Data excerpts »
%%
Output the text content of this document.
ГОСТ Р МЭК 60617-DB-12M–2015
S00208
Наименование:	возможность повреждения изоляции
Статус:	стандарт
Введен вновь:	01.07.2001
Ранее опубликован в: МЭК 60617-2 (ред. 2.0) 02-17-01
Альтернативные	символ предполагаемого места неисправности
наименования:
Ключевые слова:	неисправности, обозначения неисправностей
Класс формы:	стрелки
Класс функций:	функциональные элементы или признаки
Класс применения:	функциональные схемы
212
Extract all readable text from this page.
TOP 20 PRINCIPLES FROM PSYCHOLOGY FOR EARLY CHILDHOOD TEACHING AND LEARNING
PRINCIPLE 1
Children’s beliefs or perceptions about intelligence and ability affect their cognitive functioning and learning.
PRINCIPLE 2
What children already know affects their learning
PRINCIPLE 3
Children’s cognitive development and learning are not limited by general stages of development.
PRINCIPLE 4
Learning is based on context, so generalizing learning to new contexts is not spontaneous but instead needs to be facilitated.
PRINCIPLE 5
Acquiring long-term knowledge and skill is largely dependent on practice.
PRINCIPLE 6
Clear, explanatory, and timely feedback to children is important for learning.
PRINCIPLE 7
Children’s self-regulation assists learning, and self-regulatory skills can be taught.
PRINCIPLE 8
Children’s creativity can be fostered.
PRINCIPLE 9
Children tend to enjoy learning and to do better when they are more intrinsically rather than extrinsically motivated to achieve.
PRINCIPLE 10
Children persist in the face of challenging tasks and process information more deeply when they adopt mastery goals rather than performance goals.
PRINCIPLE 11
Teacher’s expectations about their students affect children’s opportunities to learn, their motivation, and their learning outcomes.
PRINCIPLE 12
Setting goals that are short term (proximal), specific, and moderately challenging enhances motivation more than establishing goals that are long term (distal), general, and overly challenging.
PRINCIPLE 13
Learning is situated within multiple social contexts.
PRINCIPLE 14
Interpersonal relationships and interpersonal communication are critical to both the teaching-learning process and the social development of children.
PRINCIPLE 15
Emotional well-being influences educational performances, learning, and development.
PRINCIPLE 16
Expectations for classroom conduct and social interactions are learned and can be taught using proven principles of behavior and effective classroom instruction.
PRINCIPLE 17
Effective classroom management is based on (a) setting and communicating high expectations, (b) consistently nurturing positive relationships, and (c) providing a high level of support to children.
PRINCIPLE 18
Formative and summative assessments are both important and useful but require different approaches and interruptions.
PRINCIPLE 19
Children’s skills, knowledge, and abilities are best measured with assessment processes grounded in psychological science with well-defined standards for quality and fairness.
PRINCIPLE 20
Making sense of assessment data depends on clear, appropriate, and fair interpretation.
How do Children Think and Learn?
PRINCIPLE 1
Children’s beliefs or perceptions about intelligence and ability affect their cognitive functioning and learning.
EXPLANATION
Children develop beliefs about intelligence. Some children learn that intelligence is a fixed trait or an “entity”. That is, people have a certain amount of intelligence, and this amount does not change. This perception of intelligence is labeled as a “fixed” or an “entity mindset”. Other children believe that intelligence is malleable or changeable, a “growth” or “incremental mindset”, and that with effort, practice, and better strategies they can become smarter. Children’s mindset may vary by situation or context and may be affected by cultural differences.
%%
Given exercise » Retype each record exactly, leaving nothing out.

Written response »
Output the text content of this document.
ГОСТ Р МЭК 60617-DB-12M–2015
S00208
Наименование:	возможность повреждения изоляции
Статус:	стандарт
Введен вновь:	01.07.2001
Ранее опубликован в: МЭК 60617-2 (ред. 2.0) 02-17-01
Альтернативные	символ предполагаемого места неисправности
наименования:
Ключевые слова:	неисправности, обозначения неисправностей
Класс формы:	стрелки
Класс функций:	функциональные элементы или признаки
Класс применения:	функциональные схемы
212
Extract all readable text from this page.
TOP 20 PRINCIPLES FROM PSYCHOLOGY FOR EARLY CHILDHOOD TEACHING AND LEARNING
PRINCIPLE 1
Children’s beliefs or perceptions about intelligence and ability affect their cognitive functioning and learning.
PRINCIPLE 2
What children already know affects their learning
PRINCIPLE 3
Children’s cognitive development and learning are not limited by general stages of development.
PRINCIPLE 4
Learning is based on context, so generalizing learning to new contexts is not spontaneous but instead needs to be facilitated.
PRINCIPLE 5
Acquiring long-term knowledge and skill is largely dependent on practice.
PRINCIPLE 6
Clear, explanatory, and timely feedback to children is important for learning.
PRINCIPLE 7
Children’s self-regulation assists learning, and self-regulatory skills can be taught.
PRINCIPLE 8
Children’s creativity can be fostered.
PRINCIPLE 9
Children tend to enjoy learning and to do better when they are more intrinsically rather than extrinsically motivated to achieve.
PRINCIPLE 10
Children persist in the face of challenging tasks and process information more deeply when they adopt mastery goals rather than performance goals.
PRINCIPLE 11
Teacher’s expectations about their students affect children’s opportunities to learn, their motivation, and their learning outcomes.
PRINCIPLE 12
Setting goals that are short term (proximal), specific, and moderately challenging enhances motivation more than establishing goals that are long term (distal), general, and overly challenging.
PRINCIPLE 13
Learning is situated within multiple social contexts.
PRINCIPLE 14
Interpersonal relationships and interpersonal communication are critical to both the teaching-learning process and the social development of children.
PRINCIPLE 15
Emotional well-being influences educational performances, learning, and development.
PRINCIPLE 16
Expectations for classroom conduct and social interactions are learned and can be taught using proven principles of behavior and effective classroom instruction.
PRINCIPLE 17
Effective classroom management is based on (a) setting and communicating high expectations, (b) consistently nurturing positive relationships, and (c) providing a high level of support to children.
PRINCIPLE 18
Formative and summative assessments are both important and useful but require different approaches and interruptions.
PRINCIPLE 19
Children’s skills, knowledge, and abilities are best measured with assessment processes grounded in psychological science with well-defined standards for quality and fairness.
PRINCIPLE 20
Making sense of assessment data depends on clear, appropriate, and fair interpretation.
How do Children Think and Learn?
PRINCIPLE 1
Children’s beliefs or perceptions about intelligence and ability affect their cognitive functioning and learning.
EXPLANATION
Children develop beliefs about intelligence. Some children learn that intelligence is a fixed trait or an “entity”. That is, people have a certain amount of intelligence, and this amount does not change. This perception of intelligence is labeled as a “fixed” or an “entity mindset”. Other children believe that intelligence is malleable or changeable, a “growth” or “incremental mindset”, and that with effort, practice, and better strategies they can become smarter. Children’s mindset may vary by situation or context and may be affected by cultural differences.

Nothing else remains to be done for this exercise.